::: Record list

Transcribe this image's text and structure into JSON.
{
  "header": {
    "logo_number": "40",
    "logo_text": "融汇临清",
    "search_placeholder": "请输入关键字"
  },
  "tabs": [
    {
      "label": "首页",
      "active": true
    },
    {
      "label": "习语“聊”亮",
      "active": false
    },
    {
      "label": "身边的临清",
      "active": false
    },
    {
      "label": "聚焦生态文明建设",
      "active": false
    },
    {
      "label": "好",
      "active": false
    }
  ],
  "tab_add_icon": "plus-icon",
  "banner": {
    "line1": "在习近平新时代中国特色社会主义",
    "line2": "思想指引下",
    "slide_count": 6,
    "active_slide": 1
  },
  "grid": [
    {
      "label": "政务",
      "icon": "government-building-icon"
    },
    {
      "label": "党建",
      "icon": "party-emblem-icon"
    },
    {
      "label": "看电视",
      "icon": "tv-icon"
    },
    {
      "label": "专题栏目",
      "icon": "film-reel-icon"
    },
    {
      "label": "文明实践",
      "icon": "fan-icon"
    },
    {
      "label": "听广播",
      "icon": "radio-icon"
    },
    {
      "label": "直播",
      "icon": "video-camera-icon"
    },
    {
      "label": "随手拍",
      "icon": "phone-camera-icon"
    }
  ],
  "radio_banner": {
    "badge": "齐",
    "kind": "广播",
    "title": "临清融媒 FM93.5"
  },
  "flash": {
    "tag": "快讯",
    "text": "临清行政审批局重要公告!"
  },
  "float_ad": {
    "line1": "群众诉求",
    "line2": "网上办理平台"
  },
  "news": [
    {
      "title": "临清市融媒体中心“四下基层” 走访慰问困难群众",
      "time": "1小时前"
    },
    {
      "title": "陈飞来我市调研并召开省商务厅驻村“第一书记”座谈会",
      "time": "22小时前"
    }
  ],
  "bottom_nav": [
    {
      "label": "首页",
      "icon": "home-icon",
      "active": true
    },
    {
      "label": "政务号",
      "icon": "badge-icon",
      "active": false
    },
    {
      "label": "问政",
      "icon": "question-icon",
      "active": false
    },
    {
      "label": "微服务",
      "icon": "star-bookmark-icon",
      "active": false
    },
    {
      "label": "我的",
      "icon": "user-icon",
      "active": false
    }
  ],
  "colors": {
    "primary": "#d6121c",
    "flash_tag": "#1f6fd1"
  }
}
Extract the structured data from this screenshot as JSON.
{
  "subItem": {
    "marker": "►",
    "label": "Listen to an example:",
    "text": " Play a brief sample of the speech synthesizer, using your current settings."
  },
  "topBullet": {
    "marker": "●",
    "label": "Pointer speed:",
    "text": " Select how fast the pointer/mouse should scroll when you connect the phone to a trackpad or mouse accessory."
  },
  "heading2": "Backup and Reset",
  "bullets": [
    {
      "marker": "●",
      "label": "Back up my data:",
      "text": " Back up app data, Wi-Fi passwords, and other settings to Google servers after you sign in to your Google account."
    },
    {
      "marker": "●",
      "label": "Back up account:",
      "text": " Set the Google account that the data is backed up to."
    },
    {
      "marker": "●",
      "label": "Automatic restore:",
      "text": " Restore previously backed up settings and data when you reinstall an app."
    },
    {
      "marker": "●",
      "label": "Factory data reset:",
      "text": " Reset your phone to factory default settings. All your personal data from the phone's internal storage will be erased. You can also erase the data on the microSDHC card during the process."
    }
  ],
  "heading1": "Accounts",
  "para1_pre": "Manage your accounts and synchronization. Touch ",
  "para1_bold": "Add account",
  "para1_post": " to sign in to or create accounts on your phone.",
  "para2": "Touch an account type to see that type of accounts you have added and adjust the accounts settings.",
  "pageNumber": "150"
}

::::::

**Task brief**
All of the entries above must be quoted exactly.

**The completed task**
Transcribe this image's text and structure into JSON.
{
  "header": {
    "logo_number": "40",
    "logo_text": "融汇临清",
    "search_placeholder": "请输入关键字"
  },
  "tabs": [
    {
      "label": "首页",
      "active": true
    },
    {
      "label": "习语“聊”亮",
      "active": false
    },
    {
      "label": "身边的临清",
      "active": false
    },
    {
      "label": "聚焦生态文明建设",
      "active": false
    },
    {
      "label": "好",
      "active": false
    }
  ],
  "tab_add_icon": "plus-icon",
  "banner": {
    "line1": "在习近平新时代中国特色社会主义",
    "line2": "思想指引下",
    "slide_count": 6,
    "active_slide": 1
  },
  "grid": [
    {
      "label": "政务",
      "icon": "government-building-icon"
    },
    {
      "label": "党建",
      "icon": "party-emblem-icon"
    },
    {
      "label": "看电视",
      "icon": "tv-icon"
    },
    {
      "label": "专题栏目",
      "icon": "film-reel-icon"
    },
    {
      "label": "文明实践",
      "icon": "fan-icon"
    },
    {
      "label": "听广播",
      "icon": "radio-icon"
    },
    {
      "label": "直播",
      "icon": "video-camera-icon"
    },
    {
      "label": "随手拍",
      "icon": "phone-camera-icon"
    }
  ],
  "radio_banner": {
    "badge": "齐",
    "kind": "广播",
    "title": "临清融媒 FM93.5"
  },
  "flash": {
    "tag": "快讯",
    "text": "临清行政审批局重要公告!"
  },
  "float_ad": {
    "line1": "群众诉求",
    "line2": "网上办理平台"
  },
  "news": [
    {
      "title": "临清市融媒体中心“四下基层” 走访慰问困难群众",
      "time": "1小时前"
    },
    {
      "title": "陈飞来我市调研并召开省商务厅驻村“第一书记”座谈会",
      "time": "22小时前"
    }
  ],
  "bottom_nav": [
    {
      "label": "首页",
      "icon": "home-icon",
      "active": true
    },
    {
      "label": "政务号",
      "icon": "badge-icon",
      "active": false
    },
    {
      "label": "问政",
      "icon": "question-icon",
      "active": false
    },
    {
      "label": "微服务",
      "icon": "star-bookmark-icon",
      "active": false
    },
    {
      "label": "我的",
      "icon": "user-icon",
      "active": false
    }
  ],
  "colors": {
    "primary": "#d6121c",
    "flash_tag": "#1f6fd1"
  }
}
Extract the structured data from this screenshot as JSON.
{
  "subItem": {
    "marker": "►",
    "label": "Listen to an example:",
    "text": " Play a brief sample of the speech synthesizer, using your current settings."
  },
  "topBullet": {
    "marker": "●",
    "label": "Pointer speed:",
    "text": " Select how fast the pointer/mouse should scroll when you connect the phone to a trackpad or mouse accessory."
  },
  "heading2": "Backup and Reset",
  "bullets": [
    {
      "marker": "●",
      "label": "Back up my data:",
      "text": " Back up app data, Wi-Fi passwords, and other settings to Google servers after you sign in to your Google account."
    },
    {
      "marker": "●",
      "label": "Back up account:",
      "text": " Set the Google account that the data is backed up to."
    },
    {
      "marker": "●",
      "label": "Automatic restore:",
      "text": " Restore previously backed up settings and data when you reinstall an app."
    },
    {
      "marker": "●",
      "label": "Factory data reset:",
      "text": " Reset your phone to factory default settings. All your personal data from the phone's internal storage will be erased. You can also erase the data on the microSDHC card during the process."
    }
  ],
  "heading1": "Accounts",
  "para1_pre": "Manage your accounts and synchronization. Touch ",
  "para1_bold": "Add account",
  "para1_post": " to sign in to or create accounts on your phone.",
  "para2": "Touch an account type to see that type of accounts you have added and adjust the accounts settings.",
  "pageNumber": "150"
}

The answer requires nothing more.